> _YOUR INSTRUCTIONS_:
Reproduce the lines of the material exactly, excluding every image.

> _PROVIDED ENTRIES_:
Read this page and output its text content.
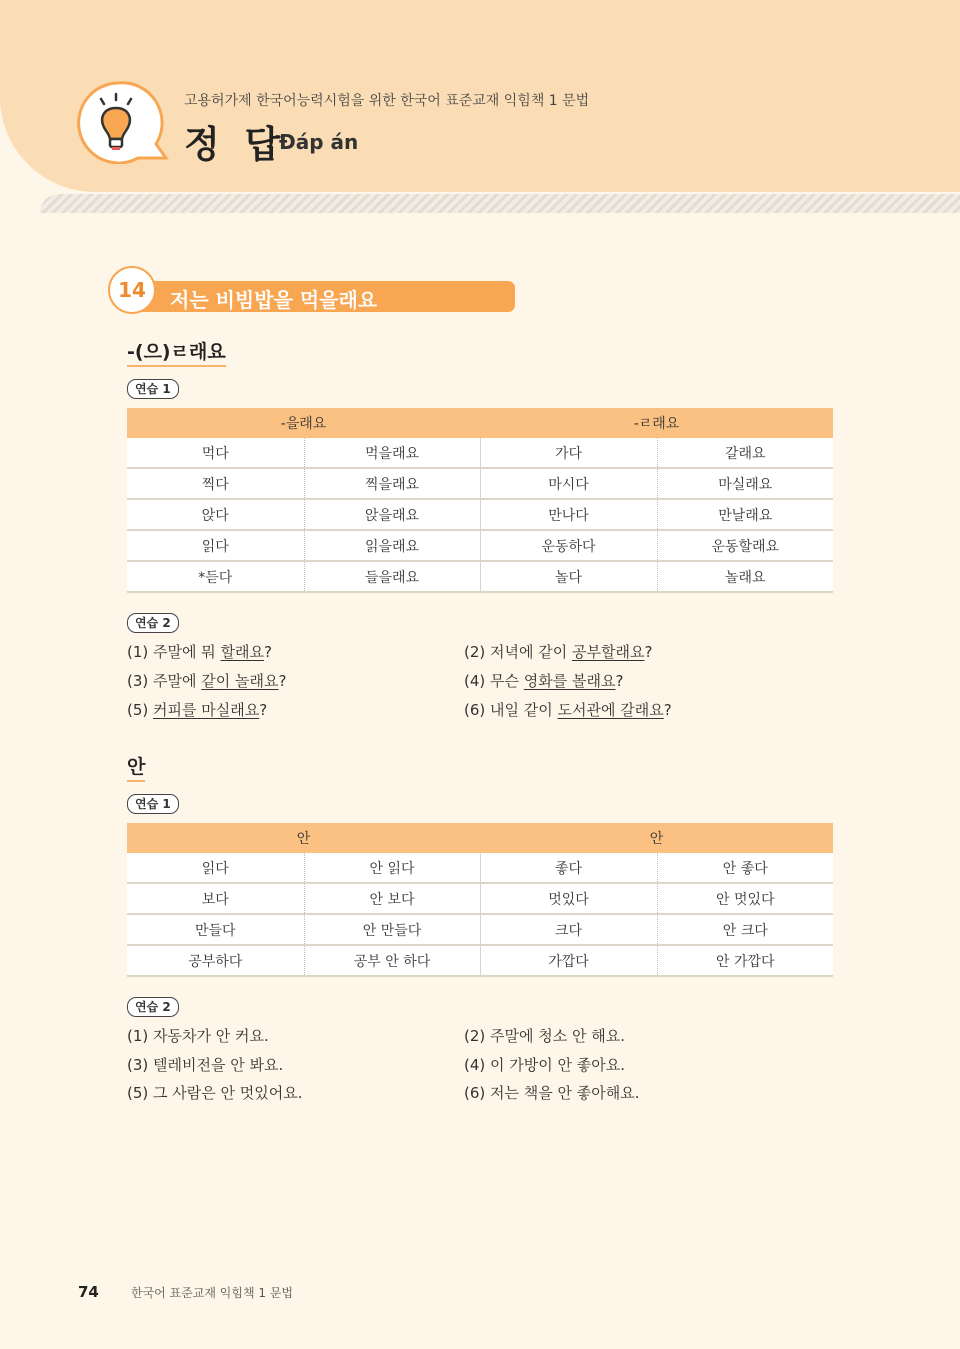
고용허가제 한국어능력시험을 위한 한국어 표준교재 익힘책 1 문법
정 답
Đáp án
저는 비빔밥을 먹을래요
14
-(으)ㄹ래요
연습 1
-을래요		-ㄹ래요	
먹다	먹을래요	가다	갈래요
찍다	찍을래요	마시다	마실래요
앉다	앉을래요	만나다	만날래요
읽다	읽을래요	운동하다	운동할래요
*듣다	들을래요	놀다	놀래요
연습 2
(1) 주말에 뭐 할래요?	(2) 저녁에 같이 공부할래요?
(3) 주말에 같이 놀래요?	(4) 무슨 영화를 볼래요?
(5) 커피를 마실래요?	(6) 내일 같이 도서관에 갈래요?
안
연습 1
안		안	
읽다	안 읽다	좋다	안 좋다
보다	안 보다	멋있다	안 멋있다
만들다	안 만들다	크다	안 크다
공부하다	공부 안 하다	가깝다	안 가깝다
연습 2
(1) 자동차가 안 커요.	(2) 주말에 청소 안 해요.
(3) 텔레비전을 안 봐요.	(4) 이 가방이 안 좋아요.
(5) 그 사람은 안 멋있어요.	(6) 저는 책을 안 좋아해요.
74	한국어 표준교재 익힘책 1 문법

> _THE RESULT_:
Read this page and output its text content.
고용허가제 한국어능력시험을 위한 한국어 표준교재 익힘책 1 문법
정 답
Đáp án
저는 비빔밥을 먹을래요
14
-(으)ㄹ래요
연습 1
-을래요		-ㄹ래요	
먹다	먹을래요	가다	갈래요
찍다	찍을래요	마시다	마실래요
앉다	앉을래요	만나다	만날래요
읽다	읽을래요	운동하다	운동할래요
*듣다	들을래요	놀다	놀래요
연습 2
(1) 주말에 뭐 할래요?	(2) 저녁에 같이 공부할래요?
(3) 주말에 같이 놀래요?	(4) 무슨 영화를 볼래요?
(5) 커피를 마실래요?	(6) 내일 같이 도서관에 갈래요?
안
연습 1
안		안	
읽다	안 읽다	좋다	안 좋다
보다	안 보다	멋있다	안 멋있다
만들다	안 만들다	크다	안 크다
공부하다	공부 안 하다	가깝다	안 가깝다
연습 2
(1) 자동차가 안 커요.	(2) 주말에 청소 안 해요.
(3) 텔레비전을 안 봐요.	(4) 이 가방이 안 좋아요.
(5) 그 사람은 안 멋있어요.	(6) 저는 책을 안 좋아해요.
74	한국어 표준교재 익힘책 1 문법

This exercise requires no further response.